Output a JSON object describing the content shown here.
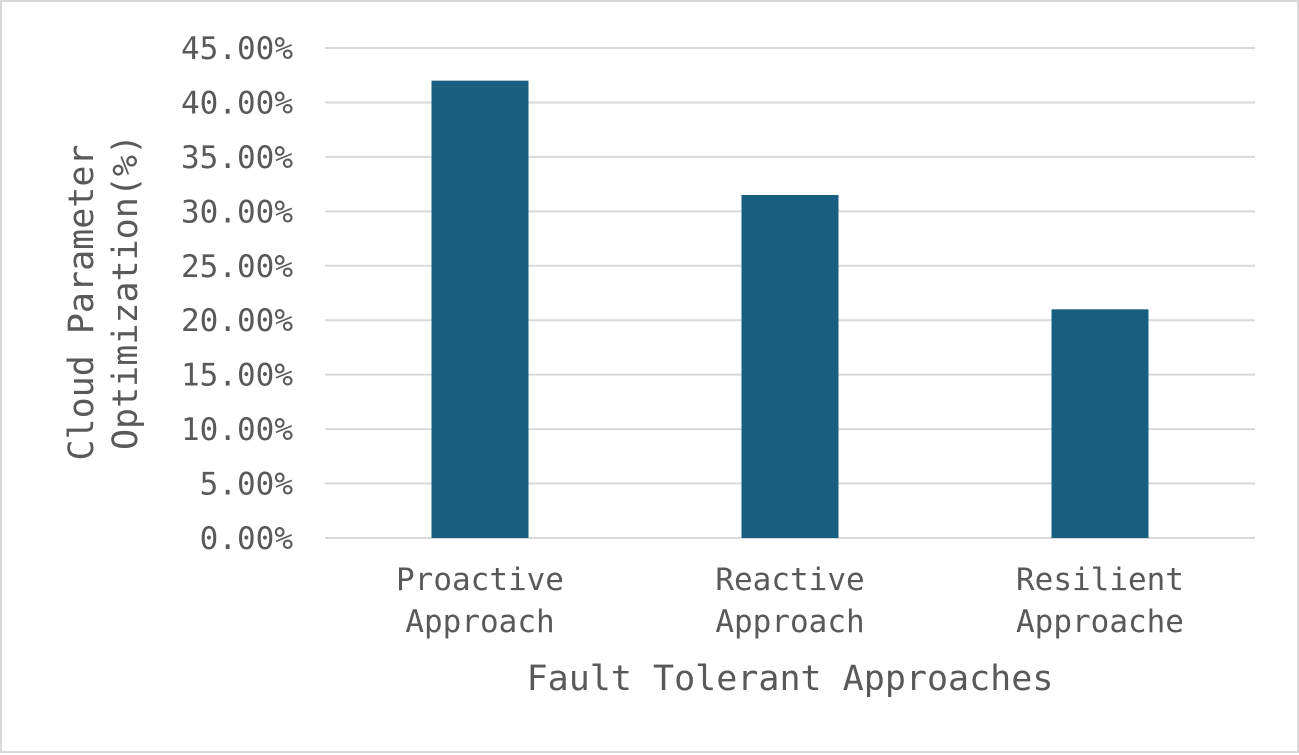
{
  "chart_data": {
    "type": "bar",
    "categories": [
      [
        "Proactive",
        "Approach"
      ],
      [
        "Reactive",
        "Approach"
      ],
      [
        "Resilient",
        "Approache"
      ]
    ],
    "values": [
      42.0,
      31.5,
      21.0
    ],
    "value_unit": "%",
    "xlabel": "Fault Tolerant Approaches",
    "ylabel": [
      "Cloud Parameter",
      "Optimization(%)"
    ],
    "ylim": [
      0,
      45
    ],
    "yticks": [
      "0.00%",
      "5.00%",
      "10.00%",
      "15.00%",
      "20.00%",
      "25.00%",
      "30.00%",
      "35.00%",
      "40.00%",
      "45.00%"
    ],
    "grid": "horizontal",
    "legend": "none",
    "colors": {
      "bar": "#175e80",
      "grid": "#d9d9d9",
      "text": "#595959"
    }
  }
}
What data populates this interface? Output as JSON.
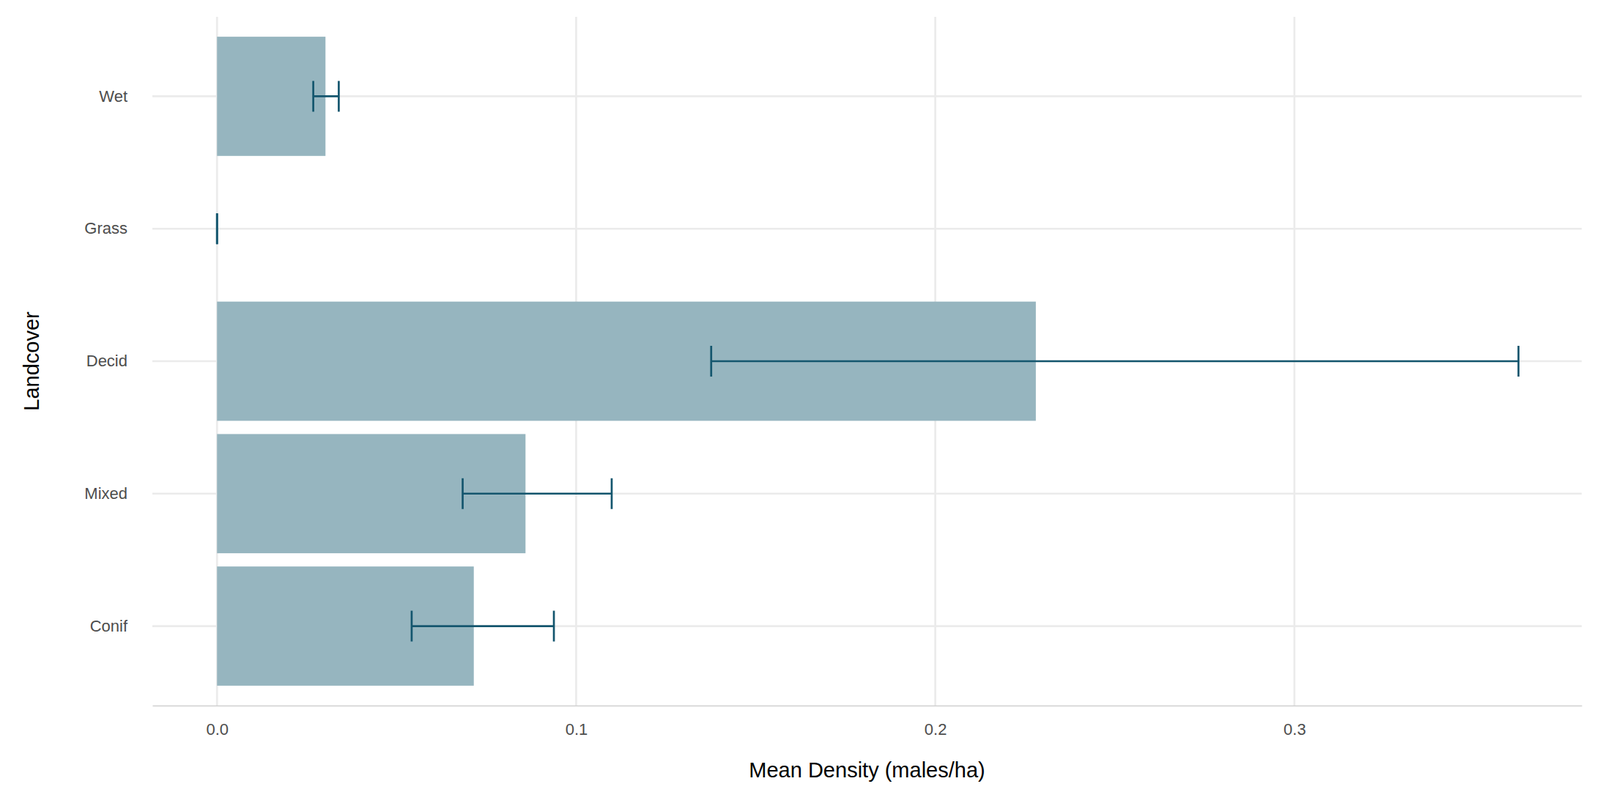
{
  "chart_data": {
    "type": "bar",
    "orientation": "horizontal",
    "x_label": "Mean Density (males/ha)",
    "y_label": "Landcover",
    "categories": [
      "Conif",
      "Mixed",
      "Decid",
      "Grass",
      "Wet"
    ],
    "values": [
      0.0715,
      0.0859,
      0.228,
      0,
      0.0302
    ],
    "lower": [
      0.0542,
      0.0684,
      0.1376,
      0,
      0.0268
    ],
    "upper": [
      0.0938,
      0.1099,
      0.3624,
      0,
      0.0339
    ],
    "color": "#96b5bf",
    "xlim": [
      -0.018,
      0.38
    ],
    "xticks": [
      {
        "value": 0,
        "label": "0.0"
      },
      0.1,
      0.2,
      0.3
    ],
    "grid": true
  }
}
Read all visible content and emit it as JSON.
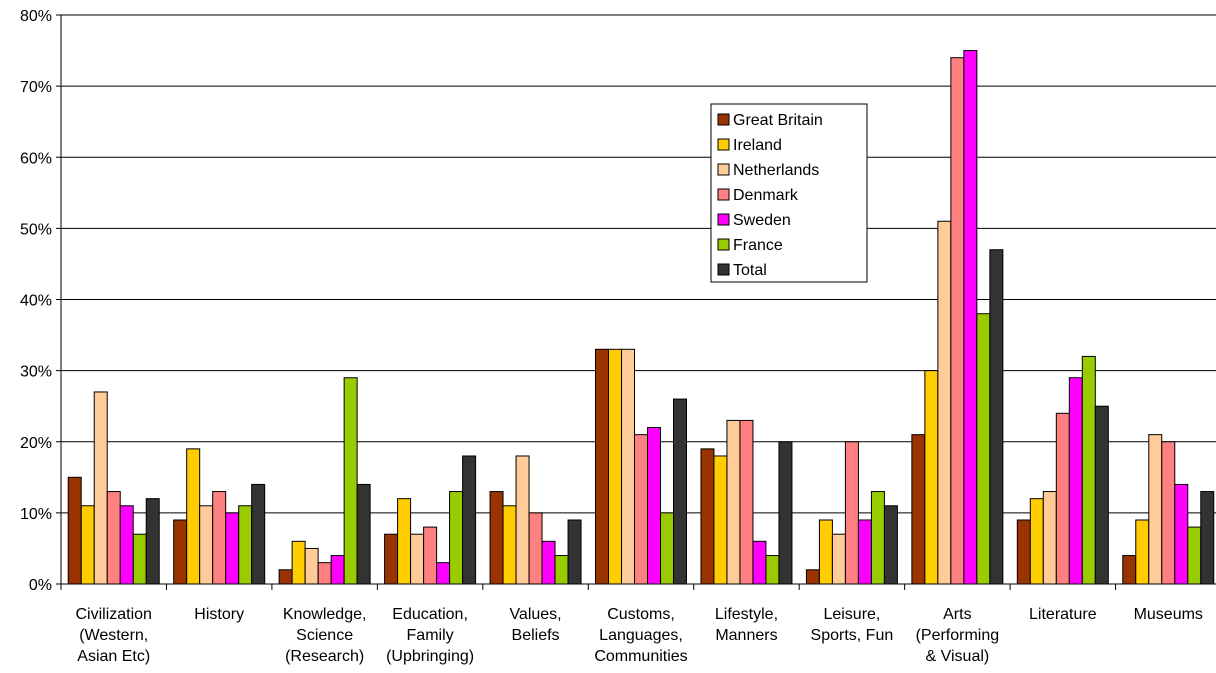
{
  "chart_data": {
    "type": "bar",
    "title": "",
    "xlabel": "",
    "ylabel": "",
    "ylim": [
      0,
      80
    ],
    "y_ticks": [
      "0%",
      "10%",
      "20%",
      "30%",
      "40%",
      "50%",
      "60%",
      "70%",
      "80%"
    ],
    "y_tick_values": [
      0,
      10,
      20,
      30,
      40,
      50,
      60,
      70,
      80
    ],
    "grid": true,
    "legend_position": "top-right-of-center",
    "categories": [
      [
        "Civilization",
        "(Western,",
        "Asian Etc)"
      ],
      [
        "History"
      ],
      [
        "Knowledge,",
        "Science",
        "(Research)"
      ],
      [
        "Education,",
        "Family",
        "(Upbringing)"
      ],
      [
        "Values,",
        "Beliefs"
      ],
      [
        "Customs,",
        "Languages,",
        "Communities"
      ],
      [
        "Lifestyle,",
        "Manners"
      ],
      [
        "Leisure,",
        "Sports, Fun"
      ],
      [
        "Arts",
        "(Performing",
        "& Visual)"
      ],
      [
        "Literature"
      ],
      [
        "Museums"
      ]
    ],
    "series": [
      {
        "name": "Great Britain",
        "color": "#993300",
        "values": [
          15,
          9,
          2,
          7,
          13,
          33,
          19,
          2,
          21,
          9,
          4
        ]
      },
      {
        "name": "Ireland",
        "color": "#FFCC00",
        "values": [
          11,
          19,
          6,
          12,
          11,
          33,
          18,
          9,
          30,
          12,
          9
        ]
      },
      {
        "name": "Netherlands",
        "color": "#FFCC99",
        "values": [
          27,
          11,
          5,
          7,
          18,
          33,
          23,
          7,
          51,
          13,
          21
        ]
      },
      {
        "name": "Denmark",
        "color": "#FF8080",
        "values": [
          13,
          13,
          3,
          8,
          10,
          21,
          23,
          20,
          74,
          24,
          20
        ]
      },
      {
        "name": "Sweden",
        "color": "#FF00FF",
        "values": [
          11,
          10,
          4,
          3,
          6,
          22,
          6,
          9,
          75,
          29,
          14
        ]
      },
      {
        "name": "France",
        "color": "#99CC00",
        "values": [
          7,
          11,
          29,
          13,
          4,
          10,
          4,
          13,
          38,
          32,
          8
        ]
      },
      {
        "name": "Total",
        "color": "#333333",
        "values": [
          12,
          14,
          14,
          18,
          9,
          26,
          20,
          11,
          47,
          25,
          13
        ]
      }
    ]
  }
}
###
PROBLEM DESCRIPTION: Among the entries above, identify all lines with "grid" and copy them.

EXERCISE SOLUTION:
    "grid": "horizontal",
      "grid": "#d9d9d9",
    "grid": true
    "grid": true,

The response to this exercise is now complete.